Rows from a figure dataset:
---
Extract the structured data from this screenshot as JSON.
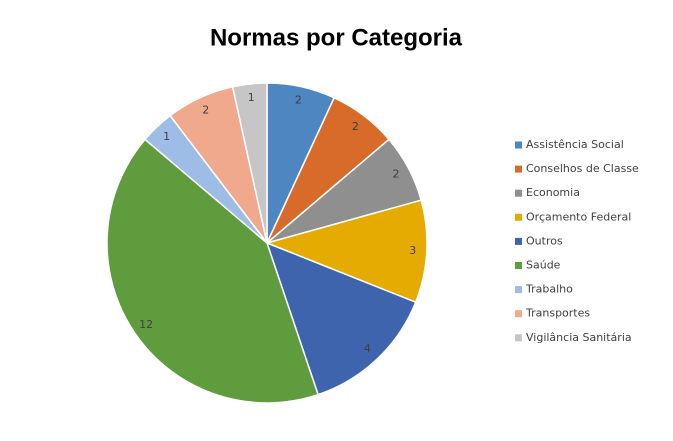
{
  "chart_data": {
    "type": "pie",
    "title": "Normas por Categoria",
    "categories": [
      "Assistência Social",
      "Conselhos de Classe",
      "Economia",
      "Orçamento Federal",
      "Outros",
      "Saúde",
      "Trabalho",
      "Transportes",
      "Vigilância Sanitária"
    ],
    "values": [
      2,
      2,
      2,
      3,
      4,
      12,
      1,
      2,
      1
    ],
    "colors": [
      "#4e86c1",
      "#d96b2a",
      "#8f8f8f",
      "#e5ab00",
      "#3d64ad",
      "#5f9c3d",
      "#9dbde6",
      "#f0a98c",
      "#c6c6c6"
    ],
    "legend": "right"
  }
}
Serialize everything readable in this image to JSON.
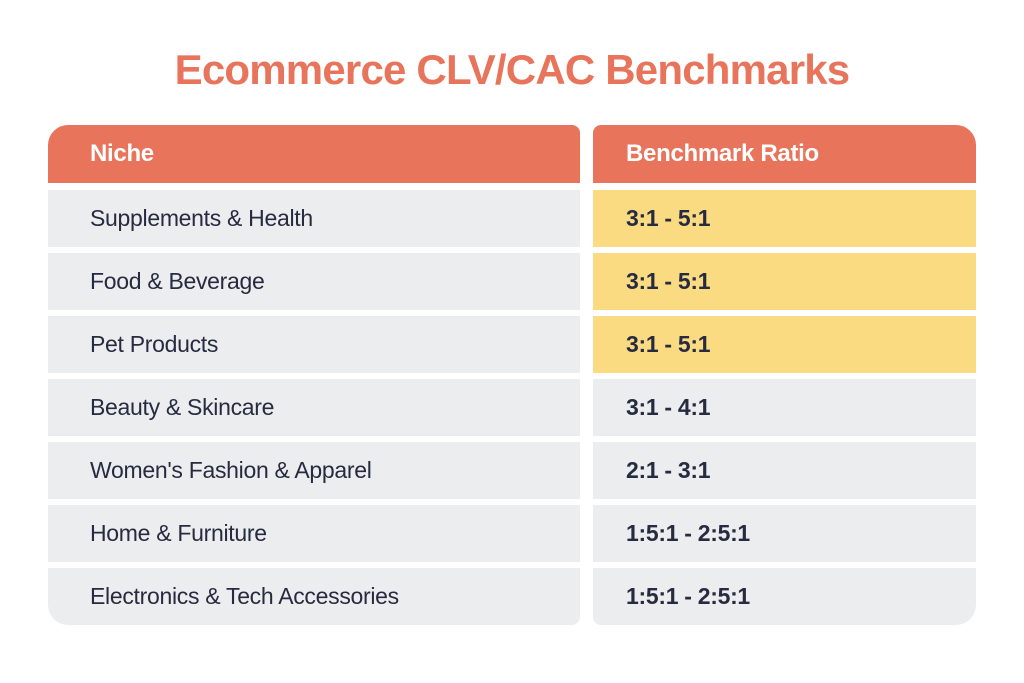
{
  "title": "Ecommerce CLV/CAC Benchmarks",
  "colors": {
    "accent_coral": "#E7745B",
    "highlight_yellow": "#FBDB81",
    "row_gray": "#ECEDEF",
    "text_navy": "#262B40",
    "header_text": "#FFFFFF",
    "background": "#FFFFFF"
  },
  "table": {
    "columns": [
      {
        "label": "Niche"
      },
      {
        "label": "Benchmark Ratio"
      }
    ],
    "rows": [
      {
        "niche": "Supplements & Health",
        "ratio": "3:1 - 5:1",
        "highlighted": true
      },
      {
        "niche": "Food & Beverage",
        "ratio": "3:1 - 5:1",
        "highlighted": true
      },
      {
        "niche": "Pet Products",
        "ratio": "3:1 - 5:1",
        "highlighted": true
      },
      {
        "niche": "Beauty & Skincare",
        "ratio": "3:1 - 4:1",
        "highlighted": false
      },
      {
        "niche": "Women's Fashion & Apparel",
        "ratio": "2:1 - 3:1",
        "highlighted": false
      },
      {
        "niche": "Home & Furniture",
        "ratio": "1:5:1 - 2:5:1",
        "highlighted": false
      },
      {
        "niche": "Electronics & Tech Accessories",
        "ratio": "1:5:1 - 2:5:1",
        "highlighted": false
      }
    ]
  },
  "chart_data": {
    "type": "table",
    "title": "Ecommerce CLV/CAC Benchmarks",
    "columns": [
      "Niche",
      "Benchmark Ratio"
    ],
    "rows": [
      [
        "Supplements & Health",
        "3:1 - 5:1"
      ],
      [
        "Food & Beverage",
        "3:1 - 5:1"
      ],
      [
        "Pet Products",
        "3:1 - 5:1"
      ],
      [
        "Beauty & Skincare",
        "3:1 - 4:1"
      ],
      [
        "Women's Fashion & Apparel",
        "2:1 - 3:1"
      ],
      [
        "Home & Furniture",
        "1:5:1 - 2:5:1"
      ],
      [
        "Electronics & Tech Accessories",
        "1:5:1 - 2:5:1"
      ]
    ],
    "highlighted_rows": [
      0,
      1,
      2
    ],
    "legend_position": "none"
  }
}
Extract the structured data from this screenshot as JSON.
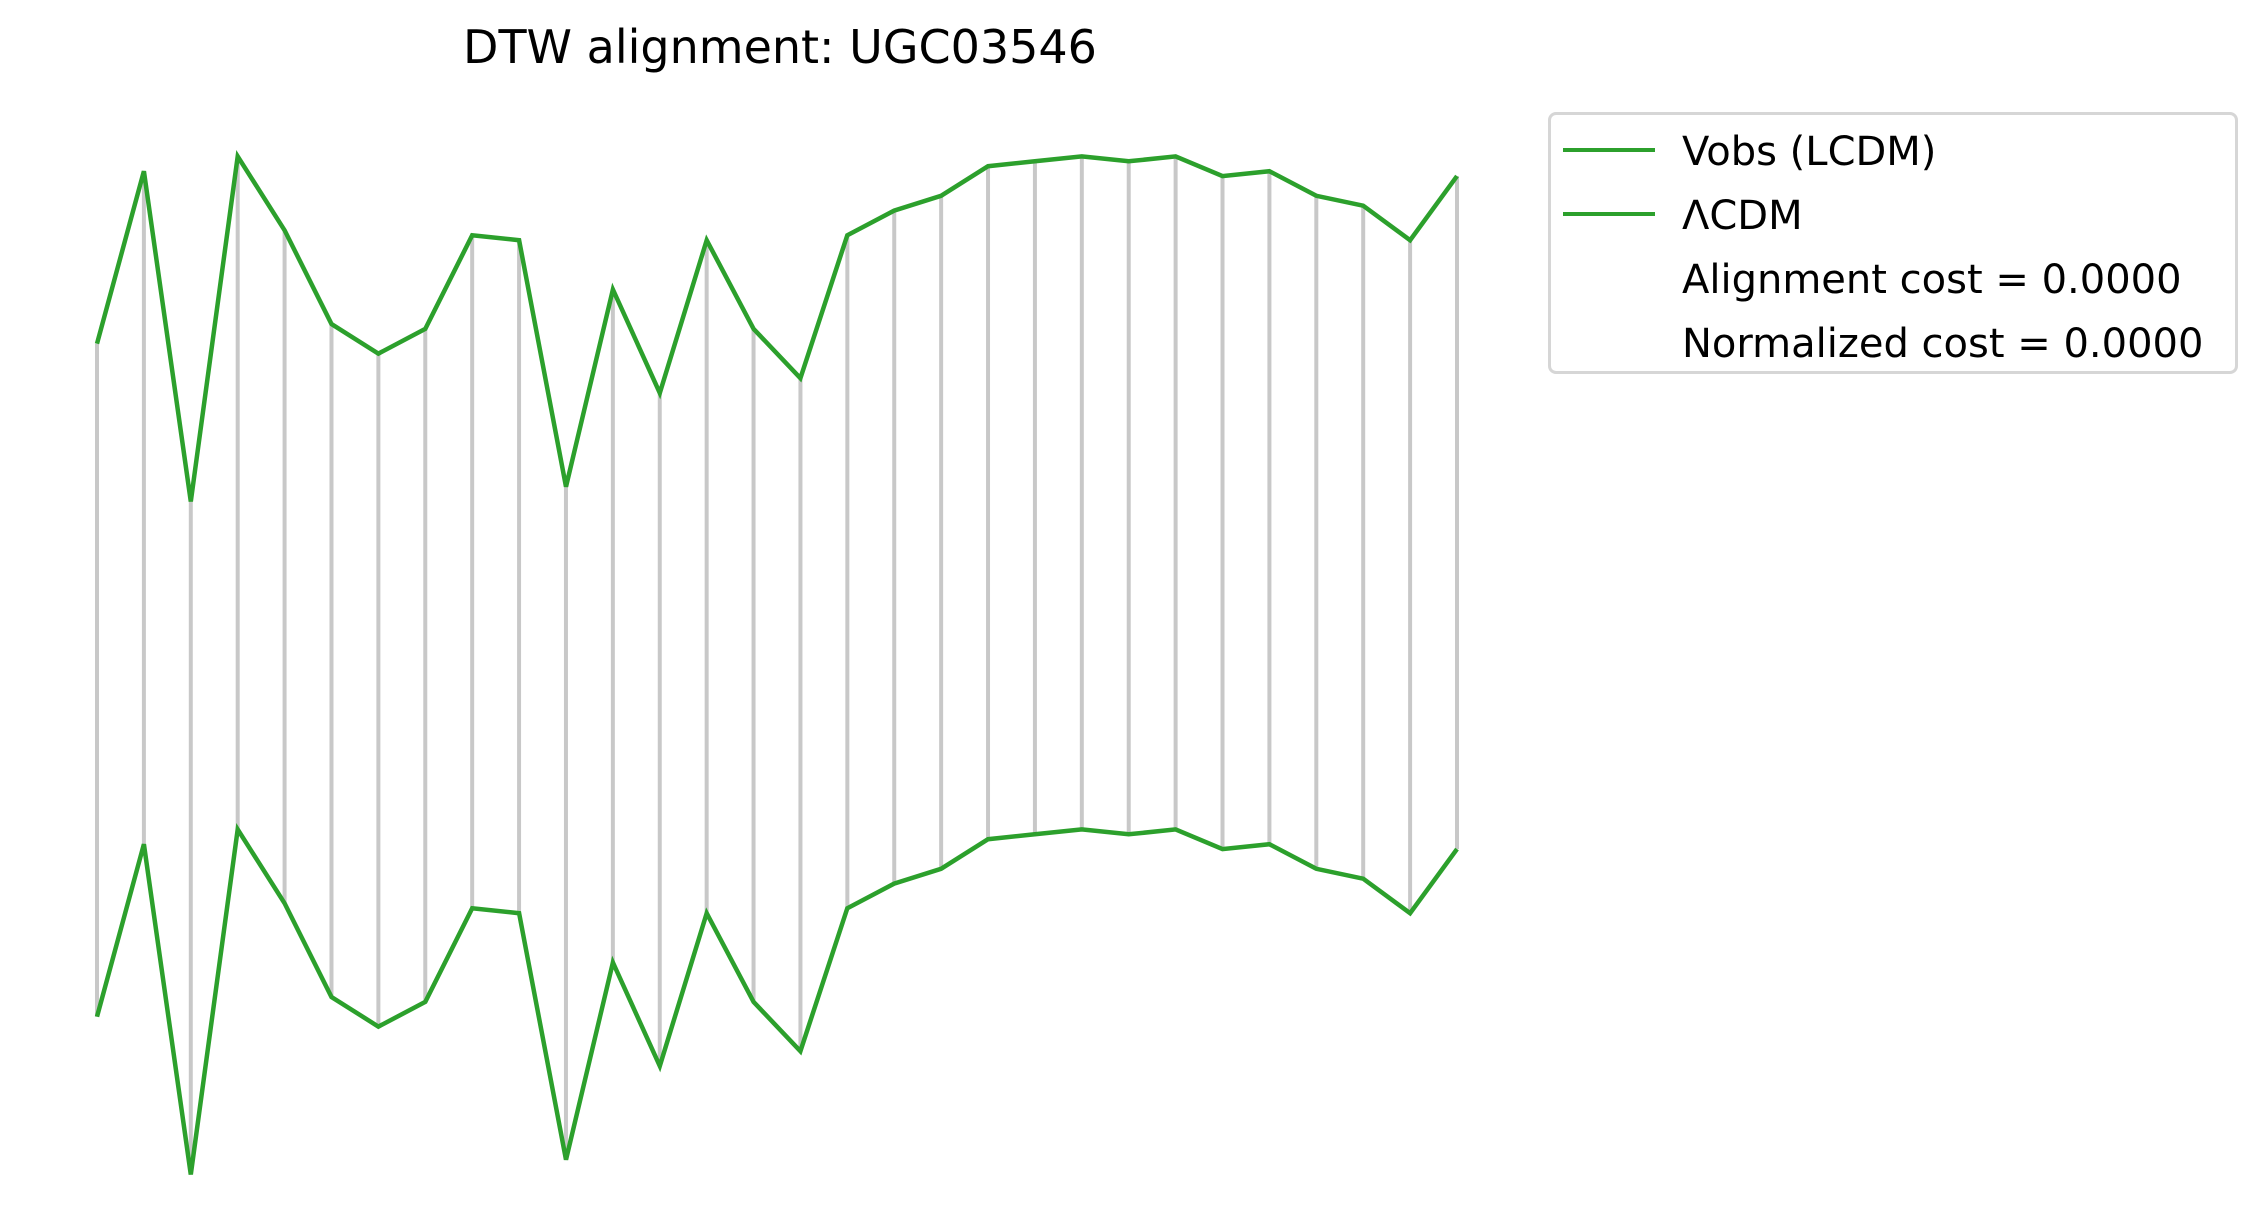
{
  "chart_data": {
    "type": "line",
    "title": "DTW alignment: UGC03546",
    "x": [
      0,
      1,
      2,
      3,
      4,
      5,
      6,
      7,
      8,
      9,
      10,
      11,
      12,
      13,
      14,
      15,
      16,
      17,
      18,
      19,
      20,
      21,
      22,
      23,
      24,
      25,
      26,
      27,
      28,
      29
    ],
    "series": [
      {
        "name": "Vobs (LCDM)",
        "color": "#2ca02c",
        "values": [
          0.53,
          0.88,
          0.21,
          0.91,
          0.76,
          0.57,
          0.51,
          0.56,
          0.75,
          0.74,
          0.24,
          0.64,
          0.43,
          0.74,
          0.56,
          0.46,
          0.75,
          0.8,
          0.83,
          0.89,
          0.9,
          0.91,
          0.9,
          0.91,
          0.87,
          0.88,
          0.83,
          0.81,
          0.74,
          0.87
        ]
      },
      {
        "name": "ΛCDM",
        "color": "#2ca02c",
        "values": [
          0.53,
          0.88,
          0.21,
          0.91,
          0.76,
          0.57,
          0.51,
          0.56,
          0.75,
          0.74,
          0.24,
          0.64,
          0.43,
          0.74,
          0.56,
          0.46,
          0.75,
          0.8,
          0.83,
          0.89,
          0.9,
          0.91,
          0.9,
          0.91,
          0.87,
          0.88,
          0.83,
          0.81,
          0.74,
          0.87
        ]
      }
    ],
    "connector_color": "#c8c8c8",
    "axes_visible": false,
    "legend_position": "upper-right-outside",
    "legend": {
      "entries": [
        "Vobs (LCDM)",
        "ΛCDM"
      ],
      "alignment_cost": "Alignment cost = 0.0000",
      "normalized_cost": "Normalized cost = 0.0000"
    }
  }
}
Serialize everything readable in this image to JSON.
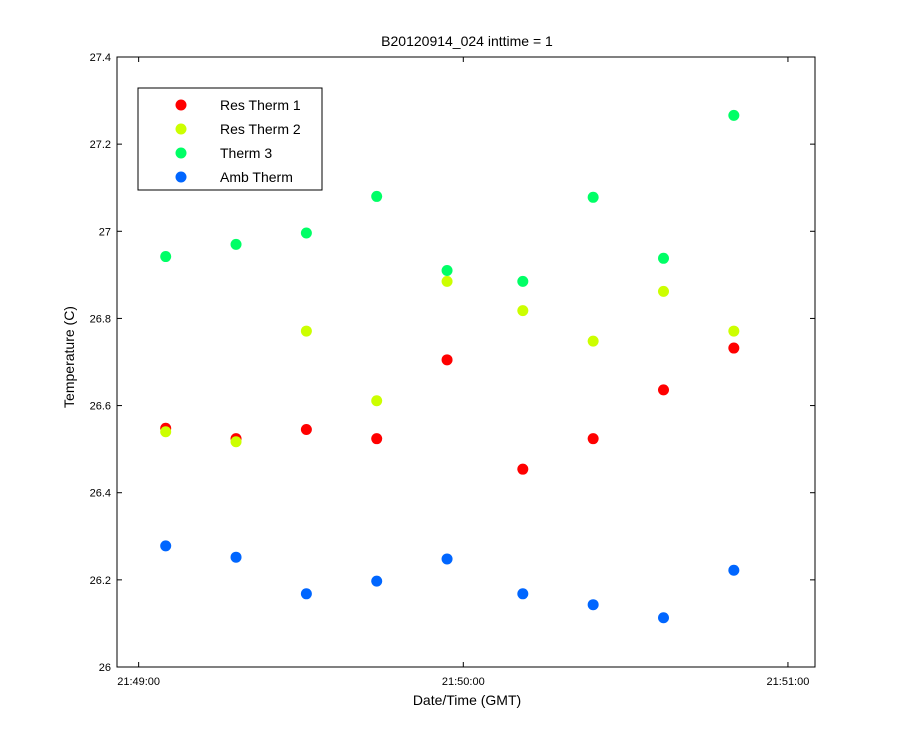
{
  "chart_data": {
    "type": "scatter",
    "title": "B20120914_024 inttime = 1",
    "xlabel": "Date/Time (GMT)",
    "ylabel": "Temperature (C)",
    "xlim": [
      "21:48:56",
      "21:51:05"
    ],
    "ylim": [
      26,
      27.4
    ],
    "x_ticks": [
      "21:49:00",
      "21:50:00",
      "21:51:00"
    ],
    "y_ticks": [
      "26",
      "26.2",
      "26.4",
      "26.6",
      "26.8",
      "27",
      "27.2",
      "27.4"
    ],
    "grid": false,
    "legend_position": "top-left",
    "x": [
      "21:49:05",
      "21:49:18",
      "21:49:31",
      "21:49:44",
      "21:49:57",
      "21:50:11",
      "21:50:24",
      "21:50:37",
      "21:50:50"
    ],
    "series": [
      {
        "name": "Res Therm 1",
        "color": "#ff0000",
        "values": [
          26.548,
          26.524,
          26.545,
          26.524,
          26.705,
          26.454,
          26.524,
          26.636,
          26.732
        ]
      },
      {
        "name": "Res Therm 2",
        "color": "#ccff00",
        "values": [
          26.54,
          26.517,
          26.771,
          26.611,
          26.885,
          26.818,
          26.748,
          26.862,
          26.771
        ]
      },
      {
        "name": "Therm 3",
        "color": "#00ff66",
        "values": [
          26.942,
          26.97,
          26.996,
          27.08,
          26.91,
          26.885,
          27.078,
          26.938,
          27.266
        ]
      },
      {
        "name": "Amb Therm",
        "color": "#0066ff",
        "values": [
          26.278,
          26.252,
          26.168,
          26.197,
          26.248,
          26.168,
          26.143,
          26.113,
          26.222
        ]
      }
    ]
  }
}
---
**Task instructions**
Leave out the pictures and copy the rest of the material above exactly.

**Answer below**
Extract the structured data from this screenshot as JSON.
{
  "chart_data": {
    "type": "pie",
    "title": "Normas por Categoria",
    "categories": [
      "Assistência Social",
      "Conselhos de Classe",
      "Economia",
      "Orçamento Federal",
      "Outros",
      "Saúde",
      "Trabalho",
      "Transportes",
      "Vigilância Sanitária"
    ],
    "values": [
      2,
      2,
      2,
      3,
      4,
      12,
      1,
      2,
      1
    ],
    "colors": [
      "#4e86c1",
      "#d96b2a",
      "#8f8f8f",
      "#e5ab00",
      "#3d64ad",
      "#5f9c3d",
      "#9dbde6",
      "#f0a98c",
      "#c6c6c6"
    ],
    "legend": "right"
  }
}
Serialize everything readable in this image to JSON.
{
  "title": "Ecommerce CLV/CAC Benchmarks",
  "colors": {
    "accent_coral": "#E7745B",
    "highlight_yellow": "#FBDB81",
    "row_gray": "#ECEDEF",
    "text_navy": "#262B40",
    "header_text": "#FFFFFF",
    "background": "#FFFFFF"
  },
  "table": {
    "columns": [
      {
        "label": "Niche"
      },
      {
        "label": "Benchmark Ratio"
      }
    ],
    "rows": [
      {
        "niche": "Supplements & Health",
        "ratio": "3:1 - 5:1",
        "highlighted": true
      },
      {
        "niche": "Food & Beverage",
        "ratio": "3:1 - 5:1",
        "highlighted": true
      },
      {
        "niche": "Pet Products",
        "ratio": "3:1 - 5:1",
        "highlighted": true
      },
      {
        "niche": "Beauty & Skincare",
        "ratio": "3:1 - 4:1",
        "highlighted": false
      },
      {
        "niche": "Women's Fashion & Apparel",
        "ratio": "2:1 - 3:1",
        "highlighted": false
      },
      {
        "niche": "Home & Furniture",
        "ratio": "1:5:1 - 2:5:1",
        "highlighted": false
      },
      {
        "niche": "Electronics & Tech Accessories",
        "ratio": "1:5:1 - 2:5:1",
        "highlighted": false
      }
    ]
  },
  "chart_data": {
    "type": "table",
    "title": "Ecommerce CLV/CAC Benchmarks",
    "columns": [
      "Niche",
      "Benchmark Ratio"
    ],
    "rows": [
      [
        "Supplements & Health",
        "3:1 - 5:1"
      ],
      [
        "Food & Beverage",
        "3:1 - 5:1"
      ],
      [
        "Pet Products",
        "3:1 - 5:1"
      ],
      [
        "Beauty & Skincare",
        "3:1 - 4:1"
      ],
      [
        "Women's Fashion & Apparel",
        "2:1 - 3:1"
      ],
      [
        "Home & Furniture",
        "1:5:1 - 2:5:1"
      ],
      [
        "Electronics & Tech Accessories",
        "1:5:1 - 2:5:1"
      ]
    ],
    "highlighted_rows": [
      0,
      1,
      2
    ],
    "legend_position": "none"
  }
}
Extract the structured data from this screenshot as JSON.
{
  "chart_data": {
    "type": "line",
    "title": "DTW alignment: UGC03546",
    "x": [
      0,
      1,
      2,
      3,
      4,
      5,
      6,
      7,
      8,
      9,
      10,
      11,
      12,
      13,
      14,
      15,
      16,
      17,
      18,
      19,
      20,
      21,
      22,
      23,
      24,
      25,
      26,
      27,
      28,
      29
    ],
    "series": [
      {
        "name": "Vobs (LCDM)",
        "color": "#2ca02c",
        "values": [
          0.53,
          0.88,
          0.21,
          0.91,
          0.76,
          0.57,
          0.51,
          0.56,
          0.75,
          0.74,
          0.24,
          0.64,
          0.43,
          0.74,
          0.56,
          0.46,
          0.75,
          0.8,
          0.83,
          0.89,
          0.9,
          0.91,
          0.9,
          0.91,
          0.87,
          0.88,
          0.83,
          0.81,
          0.74,
          0.87
        ]
      },
      {
        "name": "ΛCDM",
        "color": "#2ca02c",
        "values": [
          0.53,
          0.88,
          0.21,
          0.91,
          0.76,
          0.57,
          0.51,
          0.56,
          0.75,
          0.74,
          0.24,
          0.64,
          0.43,
          0.74,
          0.56,
          0.46,
          0.75,
          0.8,
          0.83,
          0.89,
          0.9,
          0.91,
          0.9,
          0.91,
          0.87,
          0.88,
          0.83,
          0.81,
          0.74,
          0.87
        ]
      }
    ],
    "connector_color": "#c8c8c8",
    "axes_visible": false,
    "legend_position": "upper-right-outside",
    "legend": {
      "entries": [
        "Vobs (LCDM)",
        "ΛCDM"
      ],
      "alignment_cost": "Alignment cost = 0.0000",
      "normalized_cost": "Normalized cost = 0.0000"
    }
  }
}
Serialize everything readable in this image to JSON.
{
  "chart_data": {
    "type": "scatter",
    "title": "B20120914_024 inttime = 1",
    "xlabel": "Date/Time (GMT)",
    "ylabel": "Temperature (C)",
    "xlim": [
      "21:48:56",
      "21:51:05"
    ],
    "ylim": [
      26,
      27.4
    ],
    "x_ticks": [
      "21:49:00",
      "21:50:00",
      "21:51:00"
    ],
    "y_ticks": [
      "26",
      "26.2",
      "26.4",
      "26.6",
      "26.8",
      "27",
      "27.2",
      "27.4"
    ],
    "grid": false,
    "legend_position": "top-left",
    "x": [
      "21:49:05",
      "21:49:18",
      "21:49:31",
      "21:49:44",
      "21:49:57",
      "21:50:11",
      "21:50:24",
      "21:50:37",
      "21:50:50"
    ],
    "series": [
      {
        "name": "Res Therm 1",
        "color": "#ff0000",
        "values": [
          26.548,
          26.524,
          26.545,
          26.524,
          26.705,
          26.454,
          26.524,
          26.636,
          26.732
        ]
      },
      {
        "name": "Res Therm 2",
        "color": "#ccff00",
        "values": [
          26.54,
          26.517,
          26.771,
          26.611,
          26.885,
          26.818,
          26.748,
          26.862,
          26.771
        ]
      },
      {
        "name": "Therm 3",
        "color": "#00ff66",
        "values": [
          26.942,
          26.97,
          26.996,
          27.08,
          26.91,
          26.885,
          27.078,
          26.938,
          27.266
        ]
      },
      {
        "name": "Amb Therm",
        "color": "#0066ff",
        "values": [
          26.278,
          26.252,
          26.168,
          26.197,
          26.248,
          26.168,
          26.143,
          26.113,
          26.222
        ]
      }
    ]
  }
}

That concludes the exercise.